What is already known
Gut microbes can sway the way people respond to immune checkpoint inhibitors — a type of cancer therapy that stimulates the immune system to attack and kill cancer cells. Fecal microbiota transplants have been shown to improve a person’s response to immune checkpoint inhibitors, with Lactobacillus rhamnosus, Bifidobacterium breve and Fusobacterium nucleatum improving the efficacy of immunotherapy. However, the molecular mechanisms underlying these beneficial effects remain poorly understood.
What this research adds
Working in mice, researchers have found that the abundance of the commensal microbe Lactobacillus johnsonii is linked to an increased response to immune checkpoint inhibitors. Further experiments revealed that L. johnsonii works in concert with another microbe called Clostridium sporogenes to produce the metabolite indole-3-propionic acid (IPA). IPA stimulates the activity and proliferation of cancer-killing immune cells. IPA also appeared to improve response to immune checkpoint inhibitors in several types of cancer, including melanoma, breast cancer and colorectal cancer.
Conclusions
The findings suggest that L. johnsonii or its metabolite IPA could be used as a microbial-based approach to improve a person’s response to immunotherapy.
Gut microbes can sway the way people respond to immune checkpoint inhibitors — a type of cancer therapy that stimulates the immune system to attack and kill cancer cells. Now, a study in mice shows that the abundance of the commensal microbe Lactobacillus johnsonii is linked to an increased response to immune checkpoint inhibitors.
The findings, published in Cell, suggest that L. johnsonii or one of its metabolites could be used as a microbial-based approach to improve a person’s response to immunotherapy.
Fecal microbiota transplants have been shown to improve a person’s response to immune checkpoint inhibitors, with Lactobacillus rhamnosus, Bifidobacterium breve and
Fusobacterium nucleatum improving the efficacy of immunotherapy. However, the molecular mechanisms underlying these beneficial effects remain mysterious.
So, researchers led by Dingjiacheng Jia at Zhejiang University in Hangzhou, China, analyzed how mice with cancer respond to immunotherapy and whether the response is linked to the presence of specific gut microbes or microbial metabolites.

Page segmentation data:
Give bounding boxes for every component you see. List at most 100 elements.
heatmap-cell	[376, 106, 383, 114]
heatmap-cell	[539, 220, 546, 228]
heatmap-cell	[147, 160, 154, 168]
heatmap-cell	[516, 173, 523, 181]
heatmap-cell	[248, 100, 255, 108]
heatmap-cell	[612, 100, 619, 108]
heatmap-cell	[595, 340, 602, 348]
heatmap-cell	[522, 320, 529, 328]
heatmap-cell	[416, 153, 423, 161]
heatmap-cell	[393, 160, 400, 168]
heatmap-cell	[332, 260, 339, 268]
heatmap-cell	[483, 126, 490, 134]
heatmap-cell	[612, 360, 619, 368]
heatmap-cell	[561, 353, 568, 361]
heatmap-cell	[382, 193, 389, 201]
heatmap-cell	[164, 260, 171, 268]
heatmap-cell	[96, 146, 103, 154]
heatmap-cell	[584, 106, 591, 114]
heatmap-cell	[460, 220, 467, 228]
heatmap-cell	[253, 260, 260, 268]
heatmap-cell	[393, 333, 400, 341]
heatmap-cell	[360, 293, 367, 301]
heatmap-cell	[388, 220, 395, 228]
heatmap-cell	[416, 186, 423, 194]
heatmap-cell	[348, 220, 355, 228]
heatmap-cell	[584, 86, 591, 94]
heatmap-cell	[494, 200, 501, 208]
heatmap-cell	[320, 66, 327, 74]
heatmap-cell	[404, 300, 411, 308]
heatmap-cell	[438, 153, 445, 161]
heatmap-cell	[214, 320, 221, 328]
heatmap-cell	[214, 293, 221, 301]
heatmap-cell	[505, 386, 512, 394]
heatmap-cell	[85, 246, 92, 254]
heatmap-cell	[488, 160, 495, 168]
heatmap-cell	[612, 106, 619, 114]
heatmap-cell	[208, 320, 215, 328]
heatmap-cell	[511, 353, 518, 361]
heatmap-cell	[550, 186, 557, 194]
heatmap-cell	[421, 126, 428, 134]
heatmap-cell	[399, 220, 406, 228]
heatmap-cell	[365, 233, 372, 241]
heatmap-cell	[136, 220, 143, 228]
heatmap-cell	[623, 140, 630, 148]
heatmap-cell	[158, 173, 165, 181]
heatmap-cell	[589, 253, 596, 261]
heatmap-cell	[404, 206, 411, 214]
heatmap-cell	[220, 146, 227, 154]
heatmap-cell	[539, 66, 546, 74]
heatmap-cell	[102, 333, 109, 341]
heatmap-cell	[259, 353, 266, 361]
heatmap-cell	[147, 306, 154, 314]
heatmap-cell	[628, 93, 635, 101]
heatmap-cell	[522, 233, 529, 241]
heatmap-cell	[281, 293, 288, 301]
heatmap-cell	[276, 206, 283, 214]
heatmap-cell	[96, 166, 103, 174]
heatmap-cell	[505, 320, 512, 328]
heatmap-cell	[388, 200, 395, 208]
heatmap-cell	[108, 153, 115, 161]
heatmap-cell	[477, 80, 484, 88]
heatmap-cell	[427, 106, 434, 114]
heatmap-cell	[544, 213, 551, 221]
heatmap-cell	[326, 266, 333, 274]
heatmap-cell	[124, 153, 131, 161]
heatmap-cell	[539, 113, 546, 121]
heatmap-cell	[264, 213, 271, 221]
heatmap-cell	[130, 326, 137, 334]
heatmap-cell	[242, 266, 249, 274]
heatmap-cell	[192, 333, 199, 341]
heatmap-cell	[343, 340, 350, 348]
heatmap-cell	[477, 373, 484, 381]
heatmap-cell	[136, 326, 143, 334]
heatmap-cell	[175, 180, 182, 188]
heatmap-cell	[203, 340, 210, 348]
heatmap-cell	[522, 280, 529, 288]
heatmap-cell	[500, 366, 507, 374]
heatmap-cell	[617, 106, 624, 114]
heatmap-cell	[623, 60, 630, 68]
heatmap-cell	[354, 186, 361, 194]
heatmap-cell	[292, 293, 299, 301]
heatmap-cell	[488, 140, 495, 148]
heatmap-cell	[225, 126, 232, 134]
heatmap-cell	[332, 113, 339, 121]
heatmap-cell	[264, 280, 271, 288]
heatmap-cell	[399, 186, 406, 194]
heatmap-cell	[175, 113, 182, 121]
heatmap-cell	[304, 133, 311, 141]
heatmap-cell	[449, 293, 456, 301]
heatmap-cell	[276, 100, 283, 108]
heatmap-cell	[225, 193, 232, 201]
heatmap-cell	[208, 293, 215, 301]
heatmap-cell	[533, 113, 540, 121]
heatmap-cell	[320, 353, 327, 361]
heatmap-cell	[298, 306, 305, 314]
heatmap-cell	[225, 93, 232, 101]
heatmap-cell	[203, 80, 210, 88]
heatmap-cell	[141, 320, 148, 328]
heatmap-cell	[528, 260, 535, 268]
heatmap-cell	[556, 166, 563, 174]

-- WHAT THIS EXERCISE ASKS --
- 1) Quote the article on gut microbes and cancer immunotherapy word for word, starting with "What is already" and going on through "remain poorly understood.".
- 2) Write what comes next in the article on gut microbes and cancer immunotherapy, picking up after its last sentence.
The records aren't needed for any of this.

-- SOLVED TASKS --
- 1)
What is already known
Gut microbes can sway the way people respond to immune checkpoint inhibitors — a type of cancer therapy that stimulates the immune system to attack and kill cancer cells. Fecal microbiota transplants have been shown to improve a person’s response to immune checkpoint inhibitors, with Lactobacillus rhamnosus, Bifidobacterium breve and Fusobacterium nucleatum improving the efficacy of immunotherapy. However, the molecular mechanisms underlying these beneficial effects remain poorly understood.

- 2)
Antitumor effect
Mice that responded poorly to therapy with immune checkpoint inhibitors showed a decrease in the abundance of Lactobacillus bacteria, in particular L. johnsonii. The lower abundance of L. johnsonii in non-responder mice was associated with increased tumor growth. The levels of L. johnsonii tend to be low also in tissues from people with colorectal cancer, the researchers found.
Giving L. johnsonii to mice with colorectal cancer improved their response to immunotherapy by increasing the frequency of CD8+ T cells, a type of immune cells that kill cancer cells.
L. johnsonii appeared to exert the antitumor effect through its metabolites, the team found. Indeed, the researchers found that a molecule called indole-3-propionic acid (IPA) showed the most pronounced increase in the blood of responder mice. IPA is produced by the gut microbiota and has been shown to protect against radiation toxicity.
Immune effect
Further experiments revealed that L. johnsonii works in concert with another microbe called Clostridium sporogenes to produce IPA. In mice, IPA stimulated the activity and proliferation of CD8+ T cells, the researchers found. The microbial metabolite improved responses to immune checkpoint inhibitors not only in mice with colorectal cancer, but also in animals with other types of cancer, such as melanoma and breast cancer.
To investigate whether IPA could also act on human CD8+ T cells, the team derived 3D tissue models from cancer patients and treated them with IPA. The treatment resulted in an increased tissue infiltration of CD8+ T cells and an elevated expression of their effector proteins.
“These results demonstrate that modulating the stemness program of CD8+ T cells through microbiota-derived IPA may be a promising approach to reinforce the effectiveness of tumor [immune checkpoint inhibitor] therapy in clinical settings,” the authors say.